Copy the records below exactly, omitting any pictures they contain.

───── Supplied data ─────

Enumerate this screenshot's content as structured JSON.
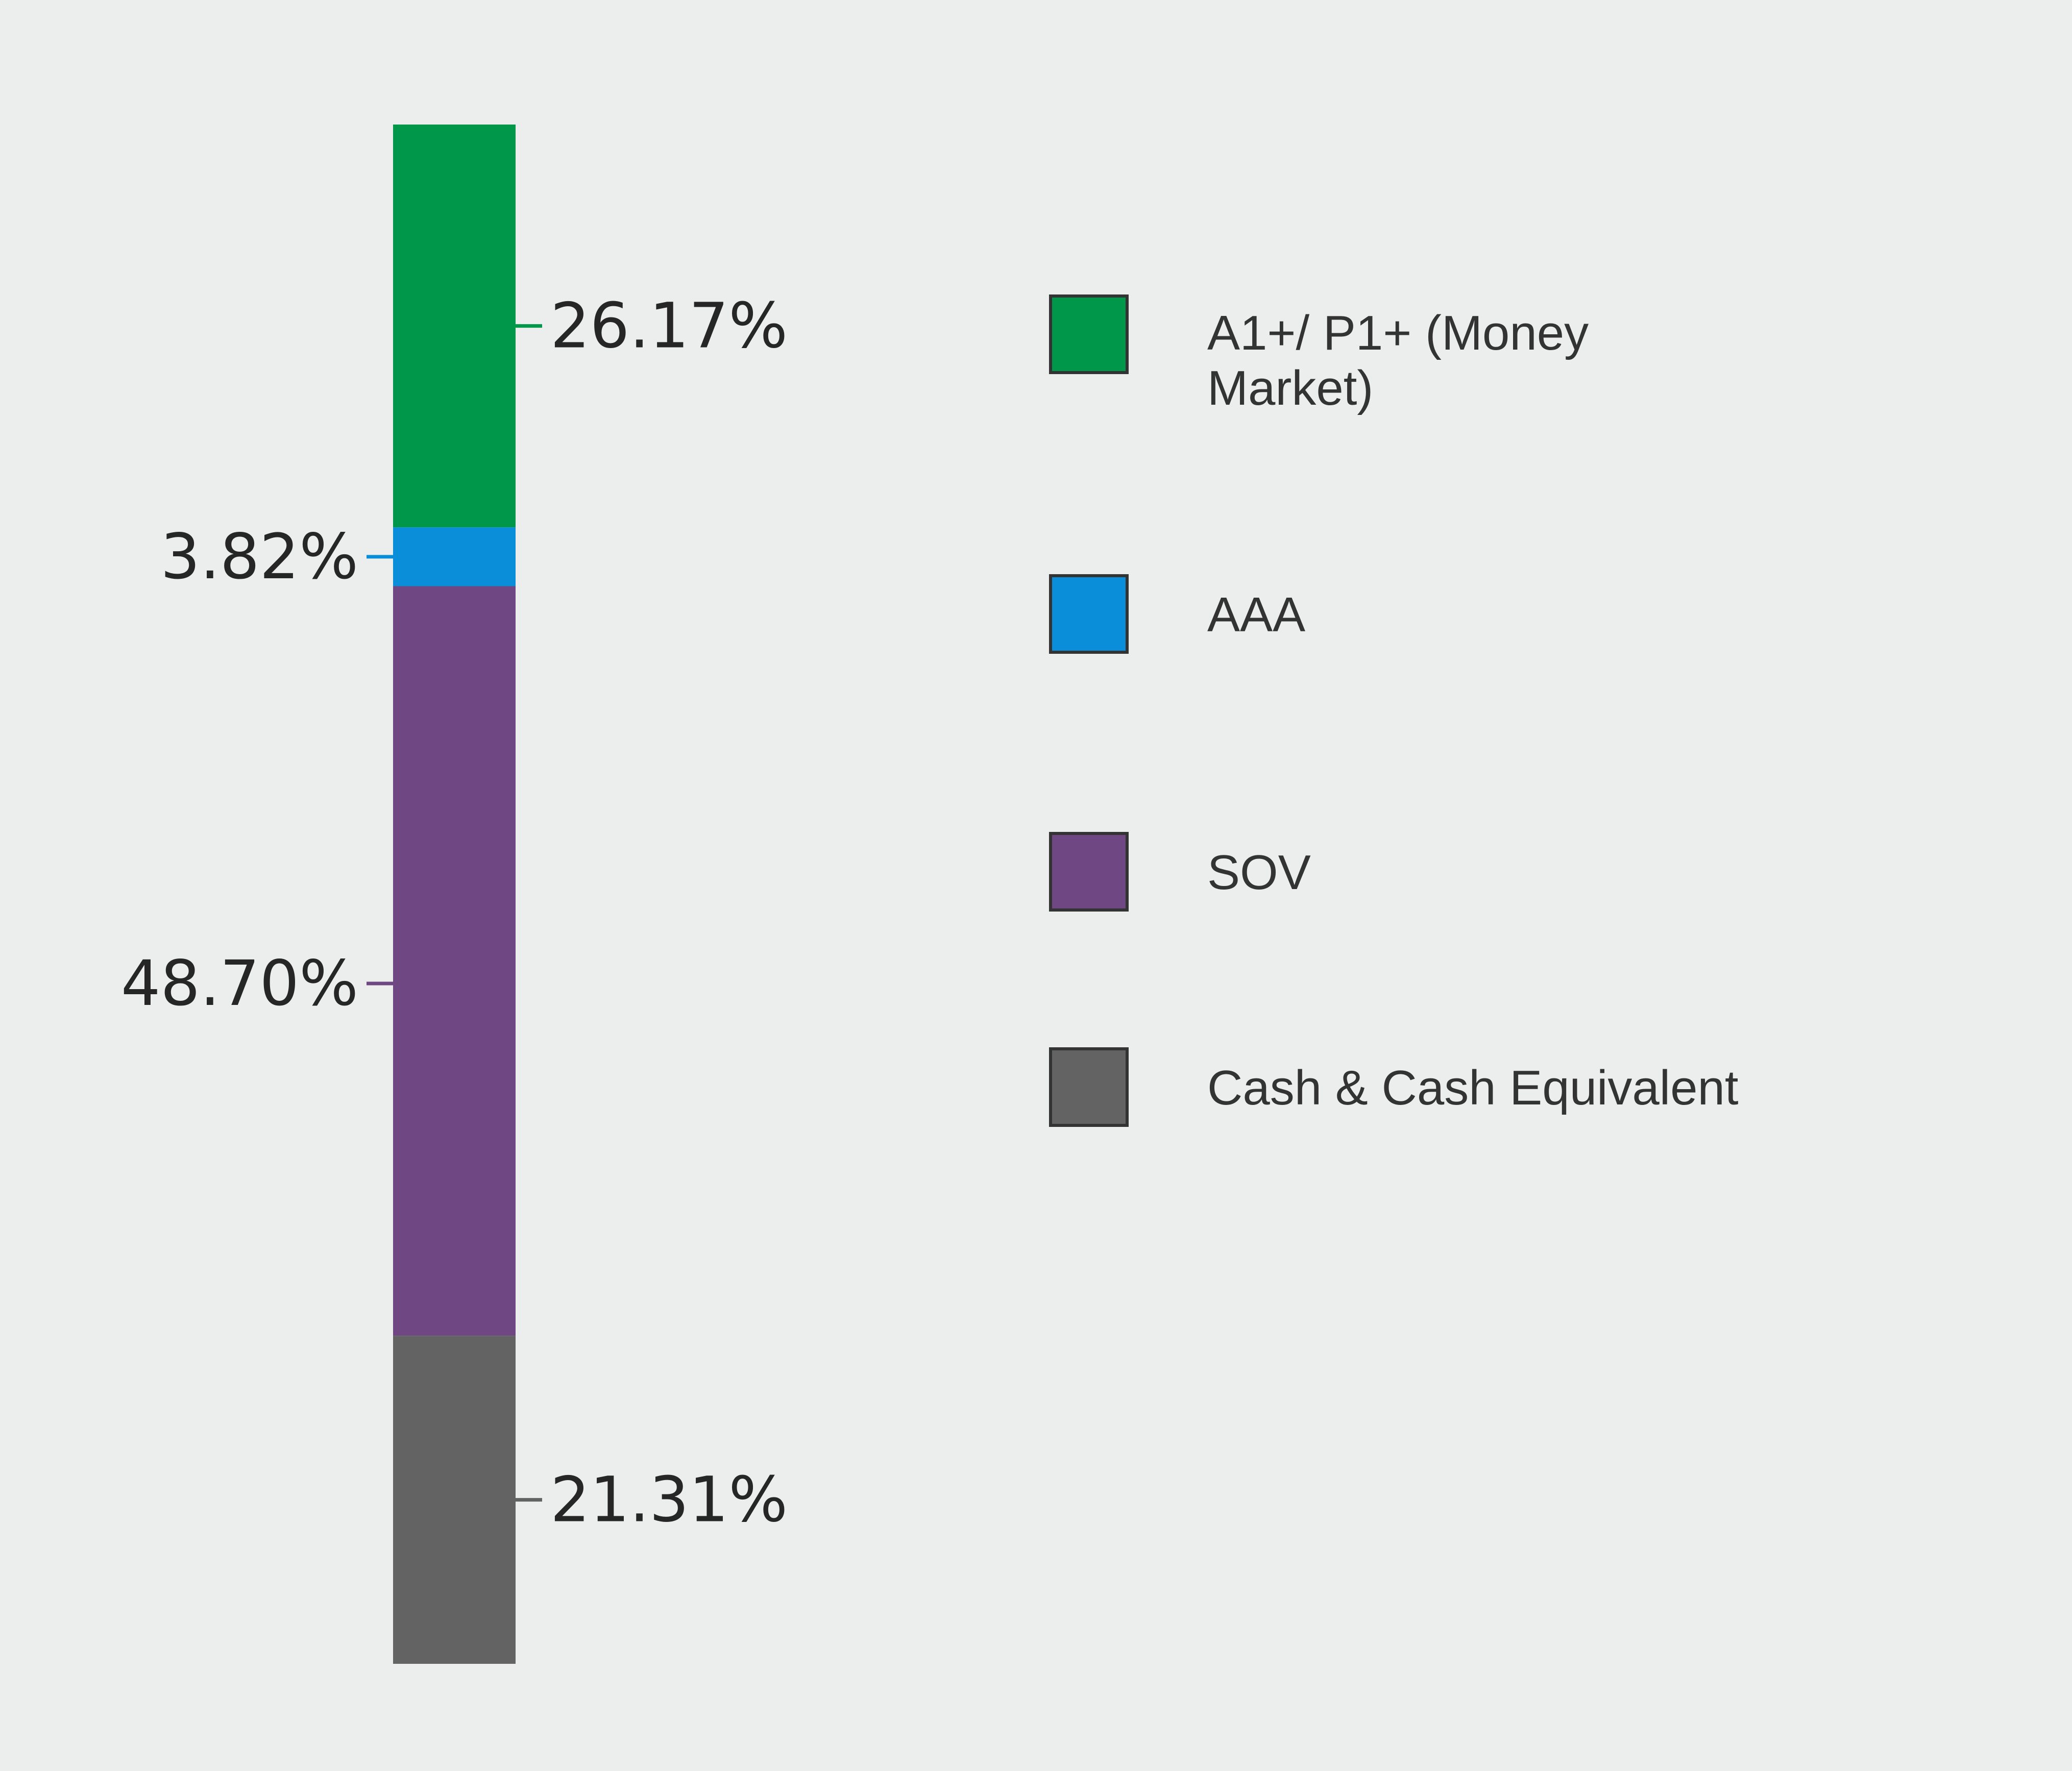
{
  "chart_data": {
    "type": "bar",
    "stacked": true,
    "orientation": "vertical",
    "legend_position": "right",
    "grid": false,
    "series": [
      {
        "name": "A1+/ P1+ (Money Market)",
        "name_lines": [
          "A1+/ P1+ (Money",
          "Market)"
        ],
        "value": 26.17,
        "label": "26.17%",
        "color": "#00974a"
      },
      {
        "name": "AAA",
        "name_lines": [
          "AAA"
        ],
        "value": 3.82,
        "label": "3.82%",
        "color": "#0a8ed9"
      },
      {
        "name": "SOV",
        "name_lines": [
          "SOV"
        ],
        "value": 48.7,
        "label": "48.70%",
        "color": "#6f4782"
      },
      {
        "name": "Cash & Cash Equivalent",
        "name_lines": [
          "Cash & Cash Equivalent"
        ],
        "value": 21.31,
        "label": "21.31%",
        "color": "#636363"
      }
    ],
    "total": 100
  }
}
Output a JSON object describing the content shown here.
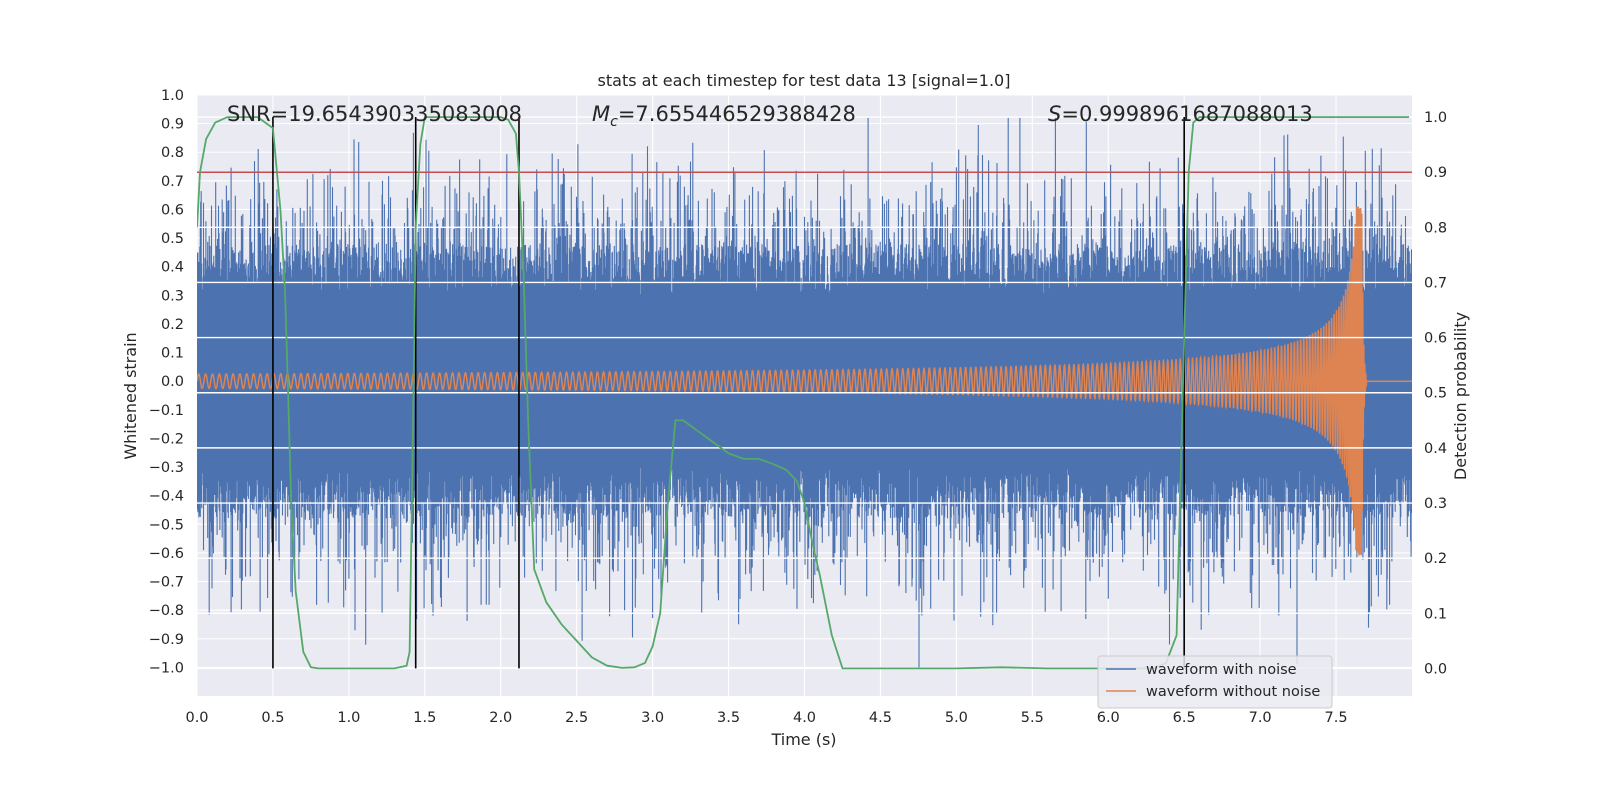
{
  "chart_data": {
    "type": "line",
    "title": "stats at each timestep for test data 13 [signal=1.0]",
    "xlabel": "Time (s)",
    "ylabel": "Whitened strain",
    "ylabel_right": "Detection probability",
    "xlim": [
      0.0,
      8.0
    ],
    "ylim": [
      -1.1,
      1.0
    ],
    "ylim_right": [
      -0.05,
      1.04
    ],
    "x_ticks": [
      0.0,
      0.5,
      1.0,
      1.5,
      2.0,
      2.5,
      3.0,
      3.5,
      4.0,
      4.5,
      5.0,
      5.5,
      6.0,
      6.5,
      7.0,
      7.5
    ],
    "x_tick_labels": [
      "0.0",
      "0.5",
      "1.0",
      "1.5",
      "2.0",
      "2.5",
      "3.0",
      "3.5",
      "4.0",
      "4.5",
      "5.0",
      "5.5",
      "6.0",
      "6.5",
      "7.0",
      "7.5"
    ],
    "y_ticks": [
      -1.0,
      -0.9,
      -0.8,
      -0.7,
      -0.6,
      -0.5,
      -0.4,
      -0.3,
      -0.2,
      -0.1,
      0.0,
      0.1,
      0.2,
      0.3,
      0.4,
      0.5,
      0.6,
      0.7,
      0.8,
      0.9,
      1.0
    ],
    "y_tick_labels": [
      "−1.0",
      "−0.9",
      "−0.8",
      "−0.7",
      "−0.6",
      "−0.5",
      "−0.4",
      "−0.3",
      "−0.2",
      "−0.1",
      "0.0",
      "0.1",
      "0.2",
      "0.3",
      "0.4",
      "0.5",
      "0.6",
      "0.7",
      "0.8",
      "0.9",
      "1.0"
    ],
    "y_right_ticks": [
      0.0,
      0.1,
      0.2,
      0.3,
      0.4,
      0.5,
      0.6,
      0.7,
      0.8,
      0.9,
      1.0
    ],
    "y_right_tick_labels": [
      "0.0",
      "0.1",
      "0.2",
      "0.3",
      "0.4",
      "0.5",
      "0.6",
      "0.7",
      "0.8",
      "0.9",
      "1.0"
    ],
    "annotations": {
      "snr": "SNR=19.654390335083008",
      "mc": "M_c=7.655446529388428",
      "mc_symbol": "M",
      "mc_subscript": "c",
      "mc_value": "=7.655446529388428",
      "s_symbol": "S",
      "s_value": "=0.9998961687088013"
    },
    "threshold": {
      "value": 0.9,
      "axis": "right",
      "color": "#c44e52"
    },
    "vertical_markers_x": [
      0.5,
      1.44,
      2.12,
      6.5
    ],
    "series": [
      {
        "name": "waveform with noise",
        "color": "#4c72b0",
        "axis": "left",
        "kind": "noise",
        "approx_envelope": {
          "x_range": [
            0.0,
            8.0
          ],
          "core_amplitude": 0.4,
          "peak_amplitude": 0.92
        }
      },
      {
        "name": "waveform without noise",
        "color": "#dd8452",
        "axis": "left",
        "kind": "chirp",
        "chirp": {
          "start_amplitude": 0.025,
          "peak_amplitude": 0.61,
          "merger_time": 7.67,
          "ringdown_end": 7.7,
          "start_freq": 22,
          "end_freq": 150
        }
      },
      {
        "name": "detection probability",
        "color": "#55a868",
        "axis": "right",
        "kind": "line",
        "x": [
          0.0,
          0.02,
          0.06,
          0.12,
          0.2,
          0.3,
          0.4,
          0.45,
          0.5,
          0.55,
          0.58,
          0.6,
          0.62,
          0.65,
          0.7,
          0.75,
          0.8,
          0.9,
          1.0,
          1.1,
          1.2,
          1.3,
          1.38,
          1.4,
          1.42,
          1.44,
          1.47,
          1.5,
          1.6,
          1.8,
          2.0,
          2.05,
          2.1,
          2.12,
          2.15,
          2.18,
          2.22,
          2.3,
          2.4,
          2.5,
          2.6,
          2.7,
          2.8,
          2.88,
          2.95,
          3.0,
          3.05,
          3.1,
          3.15,
          3.2,
          3.3,
          3.4,
          3.5,
          3.6,
          3.7,
          3.8,
          3.88,
          3.95,
          4.0,
          4.05,
          4.1,
          4.18,
          4.25,
          4.4,
          4.6,
          4.8,
          5.0,
          5.3,
          5.6,
          5.9,
          6.1,
          6.3,
          6.38,
          6.45,
          6.5,
          6.53,
          6.56,
          6.6,
          6.8,
          7.0,
          7.5,
          7.98
        ],
        "y": [
          0.8,
          0.9,
          0.96,
          0.99,
          1.0,
          1.0,
          1.0,
          0.99,
          0.98,
          0.83,
          0.68,
          0.5,
          0.3,
          0.14,
          0.03,
          0.002,
          0.0,
          0.0,
          0.0,
          0.0,
          0.0,
          0.0,
          0.005,
          0.03,
          0.4,
          0.8,
          0.95,
          1.0,
          1.0,
          1.0,
          1.0,
          0.995,
          0.97,
          0.9,
          0.72,
          0.45,
          0.18,
          0.12,
          0.08,
          0.05,
          0.02,
          0.005,
          0.001,
          0.002,
          0.01,
          0.04,
          0.1,
          0.3,
          0.45,
          0.45,
          0.43,
          0.41,
          0.39,
          0.38,
          0.38,
          0.37,
          0.36,
          0.34,
          0.3,
          0.23,
          0.17,
          0.06,
          0.0,
          0.0,
          0.0,
          0.0,
          0.0,
          0.002,
          0.0,
          0.0,
          0.0,
          0.0,
          0.01,
          0.06,
          0.6,
          0.9,
          0.99,
          1.0,
          1.0,
          1.0,
          1.0,
          1.0
        ]
      }
    ],
    "legend": {
      "position": "lower-right",
      "entries": [
        "waveform with noise",
        "waveform without noise"
      ]
    }
  }
}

─────

◆ Task answer:
Enumerate this screenshot's content as structured JSON.
{
  "chart_data": {
    "type": "bar",
    "stacked": true,
    "orientation": "vertical",
    "legend_position": "right",
    "grid": false,
    "series": [
      {
        "name": "A1+/ P1+ (Money Market)",
        "name_lines": [
          "A1+/ P1+ (Money",
          "Market)"
        ],
        "value": 26.17,
        "label": "26.17%",
        "color": "#00974a"
      },
      {
        "name": "AAA",
        "name_lines": [
          "AAA"
        ],
        "value": 3.82,
        "label": "3.82%",
        "color": "#0a8ed9"
      },
      {
        "name": "SOV",
        "name_lines": [
          "SOV"
        ],
        "value": 48.7,
        "label": "48.70%",
        "color": "#6f4782"
      },
      {
        "name": "Cash & Cash Equivalent",
        "name_lines": [
          "Cash & Cash Equivalent"
        ],
        "value": 21.31,
        "label": "21.31%",
        "color": "#636363"
      }
    ],
    "total": 100
  }
}
Output a JSON object describing the content shown here.
{
  "chart_data": {
    "type": "line",
    "title": "stats at each timestep for test data 13 [signal=1.0]",
    "xlabel": "Time (s)",
    "ylabel": "Whitened strain",
    "ylabel_right": "Detection probability",
    "xlim": [
      0.0,
      8.0
    ],
    "ylim": [
      -1.1,
      1.0
    ],
    "ylim_right": [
      -0.05,
      1.04
    ],
    "x_ticks": [
      0.0,
      0.5,
      1.0,
      1.5,
      2.0,
      2.5,
      3.0,
      3.5,
      4.0,
      4.5,
      5.0,
      5.5,
      6.0,
      6.5,
      7.0,
      7.5
    ],
    "x_tick_labels": [
      "0.0",
      "0.5",
      "1.0",
      "1.5",
      "2.0",
      "2.5",
      "3.0",
      "3.5",
      "4.0",
      "4.5",
      "5.0",
      "5.5",
      "6.0",
      "6.5",
      "7.0",
      "7.5"
    ],
    "y_ticks": [
      -1.0,
      -0.9,
      -0.8,
      -0.7,
      -0.6,
      -0.5,
      -0.4,
      -0.3,
      -0.2,
      -0.1,
      0.0,
      0.1,
      0.2,
      0.3,
      0.4,
      0.5,
      0.6,
      0.7,
      0.8,
      0.9,
      1.0
    ],
    "y_tick_labels": [
      "−1.0",
      "−0.9",
      "−0.8",
      "−0.7",
      "−0.6",
      "−0.5",
      "−0.4",
      "−0.3",
      "−0.2",
      "−0.1",
      "0.0",
      "0.1",
      "0.2",
      "0.3",
      "0.4",
      "0.5",
      "0.6",
      "0.7",
      "0.8",
      "0.9",
      "1.0"
    ],
    "y_right_ticks": [
      0.0,
      0.1,
      0.2,
      0.3,
      0.4,
      0.5,
      0.6,
      0.7,
      0.8,
      0.9,
      1.0
    ],
    "y_right_tick_labels": [
      "0.0",
      "0.1",
      "0.2",
      "0.3",
      "0.4",
      "0.5",
      "0.6",
      "0.7",
      "0.8",
      "0.9",
      "1.0"
    ],
    "annotations": {
      "snr": "SNR=19.654390335083008",
      "mc": "M_c=7.655446529388428",
      "mc_symbol": "M",
      "mc_subscript": "c",
      "mc_value": "=7.655446529388428",
      "s_symbol": "S",
      "s_value": "=0.9998961687088013"
    },
    "threshold": {
      "value": 0.9,
      "axis": "right",
      "color": "#c44e52"
    },
    "vertical_markers_x": [
      0.5,
      1.44,
      2.12,
      6.5
    ],
    "series": [
      {
        "name": "waveform with noise",
        "color": "#4c72b0",
        "axis": "left",
        "kind": "noise",
        "approx_envelope": {
          "x_range": [
            0.0,
            8.0
          ],
          "core_amplitude": 0.4,
          "peak_amplitude": 0.92
        }
      },
      {
        "name": "waveform without noise",
        "color": "#dd8452",
        "axis": "left",
        "kind": "chirp",
        "chirp": {
          "start_amplitude": 0.025,
          "peak_amplitude": 0.61,
          "merger_time": 7.67,
          "ringdown_end": 7.7,
          "start_freq": 22,
          "end_freq": 150
        }
      },
      {
        "name": "detection probability",
        "color": "#55a868",
        "axis": "right",
        "kind": "line",
        "x": [
          0.0,
          0.02,
          0.06,
          0.12,
          0.2,
          0.3,
          0.4,
          0.45,
          0.5,
          0.55,
          0.58,
          0.6,
          0.62,
          0.65,
          0.7,
          0.75,
          0.8,
          0.9,
          1.0,
          1.1,
          1.2,
          1.3,
          1.38,
          1.4,
          1.42,
          1.44,
          1.47,
          1.5,
          1.6,
          1.8,
          2.0,
          2.05,
          2.1,
          2.12,
          2.15,
          2.18,
          2.22,
          2.3,
          2.4,
          2.5,
          2.6,
          2.7,
          2.8,
          2.88,
          2.95,
          3.0,
          3.05,
          3.1,
          3.15,
          3.2,
          3.3,
          3.4,
          3.5,
          3.6,
          3.7,
          3.8,
          3.88,
          3.95,
          4.0,
          4.05,
          4.1,
          4.18,
          4.25,
          4.4,
          4.6,
          4.8,
          5.0,
          5.3,
          5.6,
          5.9,
          6.1,
          6.3,
          6.38,
          6.45,
          6.5,
          6.53,
          6.56,
          6.6,
          6.8,
          7.0,
          7.5,
          7.98
        ],
        "y": [
          0.8,
          0.9,
          0.96,
          0.99,
          1.0,
          1.0,
          1.0,
          0.99,
          0.98,
          0.83,
          0.68,
          0.5,
          0.3,
          0.14,
          0.03,
          0.002,
          0.0,
          0.0,
          0.0,
          0.0,
          0.0,
          0.0,
          0.005,
          0.03,
          0.4,
          0.8,
          0.95,
          1.0,
          1.0,
          1.0,
          1.0,
          0.995,
          0.97,
          0.9,
          0.72,
          0.45,
          0.18,
          0.12,
          0.08,
          0.05,
          0.02,
          0.005,
          0.001,
          0.002,
          0.01,
          0.04,
          0.1,
          0.3,
          0.45,
          0.45,
          0.43,
          0.41,
          0.39,
          0.38,
          0.38,
          0.37,
          0.36,
          0.34,
          0.3,
          0.23,
          0.17,
          0.06,
          0.0,
          0.0,
          0.0,
          0.0,
          0.0,
          0.002,
          0.0,
          0.0,
          0.0,
          0.0,
          0.01,
          0.06,
          0.6,
          0.9,
          0.99,
          1.0,
          1.0,
          1.0,
          1.0,
          1.0
        ]
      }
    ],
    "legend": {
      "position": "lower-right",
      "entries": [
        "waveform with noise",
        "waveform without noise"
      ]
    }
  }
}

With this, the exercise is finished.